• DATA FOR THE TASK:
########################################

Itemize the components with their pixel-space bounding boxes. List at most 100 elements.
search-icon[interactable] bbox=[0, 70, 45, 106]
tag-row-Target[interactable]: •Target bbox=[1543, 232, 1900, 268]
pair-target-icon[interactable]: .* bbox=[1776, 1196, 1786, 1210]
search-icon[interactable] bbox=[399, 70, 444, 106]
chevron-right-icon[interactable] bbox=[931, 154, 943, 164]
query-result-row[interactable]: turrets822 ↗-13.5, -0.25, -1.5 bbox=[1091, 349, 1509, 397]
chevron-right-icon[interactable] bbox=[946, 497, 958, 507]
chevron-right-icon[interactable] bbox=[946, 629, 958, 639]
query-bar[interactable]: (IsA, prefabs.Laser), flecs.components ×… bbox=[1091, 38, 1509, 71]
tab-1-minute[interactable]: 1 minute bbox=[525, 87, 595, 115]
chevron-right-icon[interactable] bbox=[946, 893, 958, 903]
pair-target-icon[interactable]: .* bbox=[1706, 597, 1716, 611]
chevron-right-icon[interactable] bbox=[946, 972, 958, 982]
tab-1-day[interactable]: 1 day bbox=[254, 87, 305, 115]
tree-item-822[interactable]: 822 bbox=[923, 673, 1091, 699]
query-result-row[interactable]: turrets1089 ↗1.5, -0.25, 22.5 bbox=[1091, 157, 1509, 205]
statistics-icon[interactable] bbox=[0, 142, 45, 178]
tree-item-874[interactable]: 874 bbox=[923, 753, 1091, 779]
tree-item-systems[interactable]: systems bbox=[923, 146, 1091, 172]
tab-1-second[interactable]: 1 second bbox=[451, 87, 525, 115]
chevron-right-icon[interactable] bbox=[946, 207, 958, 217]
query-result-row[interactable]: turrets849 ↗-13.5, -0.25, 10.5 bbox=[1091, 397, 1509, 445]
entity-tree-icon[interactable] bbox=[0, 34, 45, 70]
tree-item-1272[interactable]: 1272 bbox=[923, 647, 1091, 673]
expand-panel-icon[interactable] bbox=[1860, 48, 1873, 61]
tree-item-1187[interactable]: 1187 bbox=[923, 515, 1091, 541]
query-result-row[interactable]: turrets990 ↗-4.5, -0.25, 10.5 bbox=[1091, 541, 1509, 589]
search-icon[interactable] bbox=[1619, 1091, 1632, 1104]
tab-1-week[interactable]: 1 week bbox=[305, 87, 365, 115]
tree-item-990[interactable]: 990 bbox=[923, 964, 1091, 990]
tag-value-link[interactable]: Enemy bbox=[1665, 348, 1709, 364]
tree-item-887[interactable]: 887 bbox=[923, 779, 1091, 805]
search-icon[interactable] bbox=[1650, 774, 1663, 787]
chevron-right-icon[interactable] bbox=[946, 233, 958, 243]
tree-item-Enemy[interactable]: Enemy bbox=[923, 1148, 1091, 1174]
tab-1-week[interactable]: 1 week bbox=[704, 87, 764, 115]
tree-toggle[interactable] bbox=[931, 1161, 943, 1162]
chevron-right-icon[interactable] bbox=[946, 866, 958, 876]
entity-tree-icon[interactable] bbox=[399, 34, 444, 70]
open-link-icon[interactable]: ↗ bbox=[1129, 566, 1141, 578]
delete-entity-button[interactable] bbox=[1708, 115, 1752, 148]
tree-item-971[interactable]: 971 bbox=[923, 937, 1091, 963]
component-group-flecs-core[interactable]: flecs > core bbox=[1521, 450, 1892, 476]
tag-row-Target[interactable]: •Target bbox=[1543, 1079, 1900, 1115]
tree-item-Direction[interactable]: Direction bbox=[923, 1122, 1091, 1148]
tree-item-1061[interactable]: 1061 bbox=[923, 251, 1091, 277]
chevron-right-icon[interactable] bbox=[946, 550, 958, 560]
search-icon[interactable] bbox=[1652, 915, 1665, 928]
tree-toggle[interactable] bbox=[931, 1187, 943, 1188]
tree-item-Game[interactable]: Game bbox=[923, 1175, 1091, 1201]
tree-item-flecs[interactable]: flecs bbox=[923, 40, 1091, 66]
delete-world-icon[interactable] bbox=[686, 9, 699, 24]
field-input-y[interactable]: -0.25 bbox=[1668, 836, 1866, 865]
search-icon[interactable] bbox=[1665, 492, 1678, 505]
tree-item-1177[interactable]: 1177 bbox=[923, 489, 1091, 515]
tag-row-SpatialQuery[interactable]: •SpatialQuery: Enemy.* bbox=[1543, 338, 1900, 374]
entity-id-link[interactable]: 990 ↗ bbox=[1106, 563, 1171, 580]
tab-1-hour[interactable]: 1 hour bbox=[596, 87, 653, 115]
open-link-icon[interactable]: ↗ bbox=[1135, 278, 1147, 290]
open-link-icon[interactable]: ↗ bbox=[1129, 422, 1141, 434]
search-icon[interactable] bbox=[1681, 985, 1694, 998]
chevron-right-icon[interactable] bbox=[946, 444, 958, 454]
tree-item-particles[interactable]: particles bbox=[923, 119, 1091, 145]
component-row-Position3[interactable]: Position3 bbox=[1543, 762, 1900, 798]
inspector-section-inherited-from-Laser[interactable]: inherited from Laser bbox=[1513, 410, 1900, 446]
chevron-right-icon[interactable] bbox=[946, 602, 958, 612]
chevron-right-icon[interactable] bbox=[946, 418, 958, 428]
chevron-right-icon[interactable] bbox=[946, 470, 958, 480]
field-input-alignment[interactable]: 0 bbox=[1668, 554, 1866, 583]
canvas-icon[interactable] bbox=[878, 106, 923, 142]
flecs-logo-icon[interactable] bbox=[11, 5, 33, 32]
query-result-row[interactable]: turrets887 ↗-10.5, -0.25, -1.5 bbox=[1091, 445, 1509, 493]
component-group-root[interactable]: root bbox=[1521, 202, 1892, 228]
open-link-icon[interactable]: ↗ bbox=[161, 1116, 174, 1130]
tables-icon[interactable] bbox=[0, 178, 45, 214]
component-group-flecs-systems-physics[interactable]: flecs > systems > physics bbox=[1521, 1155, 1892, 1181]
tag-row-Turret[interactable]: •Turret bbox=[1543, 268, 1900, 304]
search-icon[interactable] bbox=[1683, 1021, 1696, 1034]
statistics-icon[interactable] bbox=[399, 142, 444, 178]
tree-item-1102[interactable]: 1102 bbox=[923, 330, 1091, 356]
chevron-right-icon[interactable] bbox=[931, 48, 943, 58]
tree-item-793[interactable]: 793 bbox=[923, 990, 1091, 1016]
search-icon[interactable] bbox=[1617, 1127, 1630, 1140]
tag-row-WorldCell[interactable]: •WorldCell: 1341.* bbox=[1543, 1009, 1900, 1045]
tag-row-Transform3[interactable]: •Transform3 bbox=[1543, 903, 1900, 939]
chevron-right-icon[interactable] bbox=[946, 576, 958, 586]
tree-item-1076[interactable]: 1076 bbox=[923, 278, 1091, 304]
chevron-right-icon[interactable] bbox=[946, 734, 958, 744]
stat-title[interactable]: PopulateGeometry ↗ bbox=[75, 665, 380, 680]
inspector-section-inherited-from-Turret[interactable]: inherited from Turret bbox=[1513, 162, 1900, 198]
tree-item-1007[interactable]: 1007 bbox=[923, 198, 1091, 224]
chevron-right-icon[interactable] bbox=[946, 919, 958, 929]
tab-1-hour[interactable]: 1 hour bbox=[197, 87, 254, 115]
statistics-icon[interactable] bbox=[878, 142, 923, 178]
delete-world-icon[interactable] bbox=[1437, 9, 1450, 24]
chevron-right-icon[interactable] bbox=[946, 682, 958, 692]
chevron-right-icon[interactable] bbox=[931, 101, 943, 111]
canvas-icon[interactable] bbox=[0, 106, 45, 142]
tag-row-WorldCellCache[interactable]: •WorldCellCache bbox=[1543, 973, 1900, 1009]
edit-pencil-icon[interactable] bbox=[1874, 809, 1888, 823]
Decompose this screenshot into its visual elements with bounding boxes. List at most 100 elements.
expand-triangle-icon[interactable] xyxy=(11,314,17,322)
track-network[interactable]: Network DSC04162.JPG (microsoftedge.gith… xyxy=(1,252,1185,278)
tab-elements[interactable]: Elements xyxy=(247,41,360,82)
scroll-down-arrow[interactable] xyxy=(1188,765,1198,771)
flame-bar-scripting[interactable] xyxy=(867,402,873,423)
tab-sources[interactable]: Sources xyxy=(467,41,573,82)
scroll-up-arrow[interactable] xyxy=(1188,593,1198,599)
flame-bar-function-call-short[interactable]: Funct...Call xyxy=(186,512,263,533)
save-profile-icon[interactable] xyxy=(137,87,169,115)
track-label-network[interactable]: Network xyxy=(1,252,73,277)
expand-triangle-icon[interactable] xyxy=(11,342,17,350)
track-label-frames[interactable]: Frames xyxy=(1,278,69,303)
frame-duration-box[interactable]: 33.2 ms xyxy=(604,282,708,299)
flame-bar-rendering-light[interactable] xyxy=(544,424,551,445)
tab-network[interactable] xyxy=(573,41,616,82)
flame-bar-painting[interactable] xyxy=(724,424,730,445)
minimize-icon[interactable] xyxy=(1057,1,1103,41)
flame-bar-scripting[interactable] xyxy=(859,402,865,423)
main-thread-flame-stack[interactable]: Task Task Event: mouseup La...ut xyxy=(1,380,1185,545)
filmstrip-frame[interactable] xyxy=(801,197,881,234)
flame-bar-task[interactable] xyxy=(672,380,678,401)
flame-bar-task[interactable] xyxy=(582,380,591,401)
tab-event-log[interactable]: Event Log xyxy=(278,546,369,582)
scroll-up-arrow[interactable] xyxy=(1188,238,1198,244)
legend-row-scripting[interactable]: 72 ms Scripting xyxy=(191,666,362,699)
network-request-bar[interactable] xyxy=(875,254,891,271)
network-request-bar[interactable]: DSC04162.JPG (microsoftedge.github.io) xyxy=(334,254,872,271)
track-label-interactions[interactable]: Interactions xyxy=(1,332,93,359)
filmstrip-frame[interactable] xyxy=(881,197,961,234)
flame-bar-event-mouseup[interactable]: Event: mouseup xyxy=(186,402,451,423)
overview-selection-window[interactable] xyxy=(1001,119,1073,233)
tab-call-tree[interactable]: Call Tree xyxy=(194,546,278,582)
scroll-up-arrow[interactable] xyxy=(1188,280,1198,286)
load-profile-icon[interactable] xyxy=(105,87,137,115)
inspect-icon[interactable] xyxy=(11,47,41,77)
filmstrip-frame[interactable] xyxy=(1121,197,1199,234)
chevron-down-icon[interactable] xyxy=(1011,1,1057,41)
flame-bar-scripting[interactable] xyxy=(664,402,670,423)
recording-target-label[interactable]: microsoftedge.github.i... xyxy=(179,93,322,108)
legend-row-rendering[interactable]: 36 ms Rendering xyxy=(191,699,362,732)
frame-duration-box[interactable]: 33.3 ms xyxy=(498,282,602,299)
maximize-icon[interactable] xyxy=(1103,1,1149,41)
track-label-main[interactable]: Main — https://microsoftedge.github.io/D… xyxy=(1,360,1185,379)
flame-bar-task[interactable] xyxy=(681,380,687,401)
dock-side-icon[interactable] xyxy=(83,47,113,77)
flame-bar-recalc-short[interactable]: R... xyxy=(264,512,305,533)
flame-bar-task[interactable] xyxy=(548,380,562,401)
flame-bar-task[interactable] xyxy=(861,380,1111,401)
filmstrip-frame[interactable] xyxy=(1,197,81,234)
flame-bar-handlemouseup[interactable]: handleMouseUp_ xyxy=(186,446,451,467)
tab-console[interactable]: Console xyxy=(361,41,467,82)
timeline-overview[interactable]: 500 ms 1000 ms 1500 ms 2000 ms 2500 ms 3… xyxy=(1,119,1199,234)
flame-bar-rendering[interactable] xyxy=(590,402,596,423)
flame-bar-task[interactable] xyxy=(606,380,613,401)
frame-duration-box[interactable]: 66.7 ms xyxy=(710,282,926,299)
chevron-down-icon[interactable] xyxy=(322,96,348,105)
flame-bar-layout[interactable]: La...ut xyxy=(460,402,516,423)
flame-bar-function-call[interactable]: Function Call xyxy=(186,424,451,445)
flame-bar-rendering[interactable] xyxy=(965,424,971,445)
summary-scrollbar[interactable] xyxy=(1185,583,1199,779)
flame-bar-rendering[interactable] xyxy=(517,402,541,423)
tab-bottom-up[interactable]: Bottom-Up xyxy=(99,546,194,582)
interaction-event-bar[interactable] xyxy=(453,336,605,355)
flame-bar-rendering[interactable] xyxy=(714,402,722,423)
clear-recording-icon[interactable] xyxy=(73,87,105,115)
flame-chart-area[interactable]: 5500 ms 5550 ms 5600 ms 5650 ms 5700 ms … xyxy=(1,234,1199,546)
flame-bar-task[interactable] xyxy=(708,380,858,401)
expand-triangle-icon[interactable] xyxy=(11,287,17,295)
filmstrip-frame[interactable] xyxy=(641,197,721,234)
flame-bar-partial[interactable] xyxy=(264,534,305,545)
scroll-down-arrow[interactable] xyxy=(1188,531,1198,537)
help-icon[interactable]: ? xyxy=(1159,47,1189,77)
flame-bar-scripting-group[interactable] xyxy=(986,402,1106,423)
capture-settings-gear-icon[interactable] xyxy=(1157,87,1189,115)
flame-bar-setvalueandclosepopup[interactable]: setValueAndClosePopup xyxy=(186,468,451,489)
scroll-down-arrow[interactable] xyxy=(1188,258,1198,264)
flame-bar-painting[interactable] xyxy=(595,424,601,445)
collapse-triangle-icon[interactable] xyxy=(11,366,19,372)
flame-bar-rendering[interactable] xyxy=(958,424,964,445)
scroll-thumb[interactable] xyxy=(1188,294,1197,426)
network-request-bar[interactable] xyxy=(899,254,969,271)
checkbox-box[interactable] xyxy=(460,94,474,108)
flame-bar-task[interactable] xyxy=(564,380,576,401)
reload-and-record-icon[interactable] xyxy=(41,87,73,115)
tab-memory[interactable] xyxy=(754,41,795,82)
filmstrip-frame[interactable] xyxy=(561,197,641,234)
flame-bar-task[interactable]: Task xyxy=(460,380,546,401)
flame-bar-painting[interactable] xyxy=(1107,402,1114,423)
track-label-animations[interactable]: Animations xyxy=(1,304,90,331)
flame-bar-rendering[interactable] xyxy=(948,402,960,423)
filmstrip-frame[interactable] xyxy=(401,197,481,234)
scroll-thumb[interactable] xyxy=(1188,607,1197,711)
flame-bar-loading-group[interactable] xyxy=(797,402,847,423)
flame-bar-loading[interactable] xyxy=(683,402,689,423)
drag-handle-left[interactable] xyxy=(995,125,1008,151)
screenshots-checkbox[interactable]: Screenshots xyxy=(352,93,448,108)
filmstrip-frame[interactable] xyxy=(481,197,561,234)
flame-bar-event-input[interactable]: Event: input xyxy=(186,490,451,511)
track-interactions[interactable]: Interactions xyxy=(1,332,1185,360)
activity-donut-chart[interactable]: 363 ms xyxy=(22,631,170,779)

########################################

• REQUIRED TASK:
Give the material again from its start up to and including the line with "pair-target-icon[interactable]: .* bbox=[1776, 1196, 1786, 1210]", with "search-icon" swapped for "magnifier-icon" and everything else left unchanged.

• TASK RESPONSE:
Itemize the components with their pixel-space bounding boxes. List at most 100 elements.
magnifier-icon[interactable] bbox=[0, 70, 45, 106]
tag-row-Target[interactable]: •Target bbox=[1543, 232, 1900, 268]
pair-target-icon[interactable]: .* bbox=[1776, 1196, 1786, 1210]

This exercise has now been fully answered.